Stored items:
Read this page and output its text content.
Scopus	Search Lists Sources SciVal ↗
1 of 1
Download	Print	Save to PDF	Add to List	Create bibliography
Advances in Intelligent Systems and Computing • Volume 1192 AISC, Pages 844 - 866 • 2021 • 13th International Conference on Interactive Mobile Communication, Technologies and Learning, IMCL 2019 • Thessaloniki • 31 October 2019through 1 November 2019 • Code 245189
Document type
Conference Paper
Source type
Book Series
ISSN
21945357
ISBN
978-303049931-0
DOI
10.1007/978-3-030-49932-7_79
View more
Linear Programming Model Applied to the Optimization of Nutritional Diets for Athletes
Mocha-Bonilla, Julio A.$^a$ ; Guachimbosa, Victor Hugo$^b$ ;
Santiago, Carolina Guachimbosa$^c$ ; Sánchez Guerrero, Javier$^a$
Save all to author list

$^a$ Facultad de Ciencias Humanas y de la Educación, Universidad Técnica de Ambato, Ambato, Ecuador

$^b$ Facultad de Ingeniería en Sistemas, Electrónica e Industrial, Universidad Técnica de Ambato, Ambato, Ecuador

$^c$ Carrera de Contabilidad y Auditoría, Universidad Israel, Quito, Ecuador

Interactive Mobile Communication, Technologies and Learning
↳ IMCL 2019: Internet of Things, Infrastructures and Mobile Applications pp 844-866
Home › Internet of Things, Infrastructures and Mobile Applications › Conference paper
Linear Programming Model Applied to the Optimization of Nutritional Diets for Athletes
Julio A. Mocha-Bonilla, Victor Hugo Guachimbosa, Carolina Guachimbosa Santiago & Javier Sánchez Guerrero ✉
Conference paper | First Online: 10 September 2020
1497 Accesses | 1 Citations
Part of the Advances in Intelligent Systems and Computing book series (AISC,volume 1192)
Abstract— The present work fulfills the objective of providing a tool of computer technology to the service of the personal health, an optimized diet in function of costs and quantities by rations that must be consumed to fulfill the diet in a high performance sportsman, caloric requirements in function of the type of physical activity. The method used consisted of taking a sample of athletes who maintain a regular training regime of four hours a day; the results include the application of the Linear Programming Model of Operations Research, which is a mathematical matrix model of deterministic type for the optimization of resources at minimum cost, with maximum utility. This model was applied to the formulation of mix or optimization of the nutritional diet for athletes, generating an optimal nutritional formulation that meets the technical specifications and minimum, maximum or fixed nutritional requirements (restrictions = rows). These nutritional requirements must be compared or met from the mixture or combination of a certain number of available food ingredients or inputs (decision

> TASK BRIEF:
Without changing a word, restate the whole listing.

> EXERCISE OUTPUT:
Read this page and output its text content.
Scopus	Search Lists Sources SciVal ↗
1 of 1
Download	Print	Save to PDF	Add to List	Create bibliography
Advances in Intelligent Systems and Computing • Volume 1192 AISC, Pages 844 - 866 • 2021 • 13th International Conference on Interactive Mobile Communication, Technologies and Learning, IMCL 2019 • Thessaloniki • 31 October 2019through 1 November 2019 • Code 245189
Document type
Conference Paper
Source type
Book Series
ISSN
21945357
ISBN
978-303049931-0
DOI
10.1007/978-3-030-49932-7_79
View more
Linear Programming Model Applied to the Optimization of Nutritional Diets for Athletes
Mocha-Bonilla, Julio A.$^a$ ; Guachimbosa, Victor Hugo$^b$ ;
Santiago, Carolina Guachimbosa$^c$ ; Sánchez Guerrero, Javier$^a$
Save all to author list

$^a$ Facultad de Ciencias Humanas y de la Educación, Universidad Técnica de Ambato, Ambato, Ecuador

$^b$ Facultad de Ingeniería en Sistemas, Electrónica e Industrial, Universidad Técnica de Ambato, Ambato, Ecuador

$^c$ Carrera de Contabilidad y Auditoría, Universidad Israel, Quito, Ecuador

Interactive Mobile Communication, Technologies and Learning
↳ IMCL 2019: Internet of Things, Infrastructures and Mobile Applications pp 844-866
Home › Internet of Things, Infrastructures and Mobile Applications › Conference paper
Linear Programming Model Applied to the Optimization of Nutritional Diets for Athletes
Julio A. Mocha-Bonilla, Victor Hugo Guachimbosa, Carolina Guachimbosa Santiago & Javier Sánchez Guerrero ✉
Conference paper | First Online: 10 September 2020
1497 Accesses | 1 Citations
Part of the Advances in Intelligent Systems and Computing book series (AISC,volume 1192)
Abstract— The present work fulfills the objective of providing a tool of computer technology to the service of the personal health, an optimized diet in function of costs and quantities by rations that must be consumed to fulfill the diet in a high performance sportsman, caloric requirements in function of the type of physical activity. The method used consisted of taking a sample of athletes who maintain a regular training regime of four hours a day; the results include the application of the Linear Programming Model of Operations Research, which is a mathematical matrix model of deterministic type for the optimization of resources at minimum cost, with maximum utility. This model was applied to the formulation of mix or optimization of the nutritional diet for athletes, generating an optimal nutritional formulation that meets the technical specifications and minimum, maximum or fixed nutritional requirements (restrictions = rows). These nutritional requirements must be compared or met from the mixture or combination of a certain number of available food ingredients or inputs (decision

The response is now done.